» **Challenge**: Gather every row below that contains the string "抖音推广", and copy each of those rows out in full.

» **Data for processing**:
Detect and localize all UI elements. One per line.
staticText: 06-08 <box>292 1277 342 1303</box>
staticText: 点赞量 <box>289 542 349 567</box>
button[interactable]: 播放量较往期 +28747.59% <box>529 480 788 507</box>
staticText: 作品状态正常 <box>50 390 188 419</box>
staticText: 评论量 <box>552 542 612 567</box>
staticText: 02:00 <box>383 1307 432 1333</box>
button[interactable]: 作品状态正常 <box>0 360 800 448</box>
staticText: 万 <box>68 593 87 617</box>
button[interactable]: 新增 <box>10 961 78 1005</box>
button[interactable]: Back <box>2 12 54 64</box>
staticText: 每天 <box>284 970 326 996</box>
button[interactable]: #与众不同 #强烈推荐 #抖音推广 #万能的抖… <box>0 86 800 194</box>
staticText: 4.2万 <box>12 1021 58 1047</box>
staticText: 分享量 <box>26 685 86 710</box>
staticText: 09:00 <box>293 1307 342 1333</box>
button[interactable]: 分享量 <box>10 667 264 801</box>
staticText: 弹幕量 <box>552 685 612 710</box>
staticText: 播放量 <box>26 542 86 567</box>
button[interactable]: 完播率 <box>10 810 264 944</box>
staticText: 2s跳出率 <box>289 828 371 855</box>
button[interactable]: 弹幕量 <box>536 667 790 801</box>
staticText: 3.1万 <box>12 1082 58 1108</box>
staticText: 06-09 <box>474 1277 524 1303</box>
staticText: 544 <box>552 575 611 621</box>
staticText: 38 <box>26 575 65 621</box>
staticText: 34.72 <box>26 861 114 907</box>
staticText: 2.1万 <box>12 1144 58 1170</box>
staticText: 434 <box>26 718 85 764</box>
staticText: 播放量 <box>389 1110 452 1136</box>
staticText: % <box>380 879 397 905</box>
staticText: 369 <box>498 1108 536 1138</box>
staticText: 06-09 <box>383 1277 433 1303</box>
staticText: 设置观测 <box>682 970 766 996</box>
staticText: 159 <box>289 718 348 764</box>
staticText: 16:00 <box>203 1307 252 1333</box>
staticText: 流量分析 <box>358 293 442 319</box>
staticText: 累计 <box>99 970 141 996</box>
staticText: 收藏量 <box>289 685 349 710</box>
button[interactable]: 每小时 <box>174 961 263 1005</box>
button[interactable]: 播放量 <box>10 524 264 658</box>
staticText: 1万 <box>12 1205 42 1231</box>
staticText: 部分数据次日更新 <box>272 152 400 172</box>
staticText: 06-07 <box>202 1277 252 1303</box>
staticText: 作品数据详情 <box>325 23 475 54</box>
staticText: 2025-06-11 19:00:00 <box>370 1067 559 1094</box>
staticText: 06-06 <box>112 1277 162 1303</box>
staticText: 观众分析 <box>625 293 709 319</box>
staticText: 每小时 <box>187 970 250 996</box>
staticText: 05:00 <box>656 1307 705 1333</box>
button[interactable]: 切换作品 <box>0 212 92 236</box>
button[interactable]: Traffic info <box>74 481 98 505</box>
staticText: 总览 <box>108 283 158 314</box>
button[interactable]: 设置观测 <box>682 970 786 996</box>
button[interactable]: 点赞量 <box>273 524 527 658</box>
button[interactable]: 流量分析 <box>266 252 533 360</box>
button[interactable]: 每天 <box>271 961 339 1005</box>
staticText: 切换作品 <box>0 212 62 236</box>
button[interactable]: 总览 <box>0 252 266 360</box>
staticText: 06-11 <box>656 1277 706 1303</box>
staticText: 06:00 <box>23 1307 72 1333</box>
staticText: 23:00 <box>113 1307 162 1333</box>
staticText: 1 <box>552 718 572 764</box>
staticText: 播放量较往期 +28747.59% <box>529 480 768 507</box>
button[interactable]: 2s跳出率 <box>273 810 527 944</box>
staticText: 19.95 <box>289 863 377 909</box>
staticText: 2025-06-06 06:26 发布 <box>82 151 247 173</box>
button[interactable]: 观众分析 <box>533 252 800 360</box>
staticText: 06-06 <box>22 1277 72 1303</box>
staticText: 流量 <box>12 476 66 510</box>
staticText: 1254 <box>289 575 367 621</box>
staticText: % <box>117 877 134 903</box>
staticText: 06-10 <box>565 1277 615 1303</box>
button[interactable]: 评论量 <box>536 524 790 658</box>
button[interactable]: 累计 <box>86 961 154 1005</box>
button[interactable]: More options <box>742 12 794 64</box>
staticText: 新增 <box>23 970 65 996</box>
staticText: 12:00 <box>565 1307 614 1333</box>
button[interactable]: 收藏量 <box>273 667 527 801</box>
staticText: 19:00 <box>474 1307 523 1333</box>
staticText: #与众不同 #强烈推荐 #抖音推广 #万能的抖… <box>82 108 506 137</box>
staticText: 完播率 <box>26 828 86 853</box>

» **Solution**:
button[interactable]: #与众不同 #强烈推荐 #抖音推广 #万能的抖… <box>0 86 800 194</box>
staticText: #与众不同 #强烈推荐 #抖音推广 #万能的抖… <box>82 108 506 137</box>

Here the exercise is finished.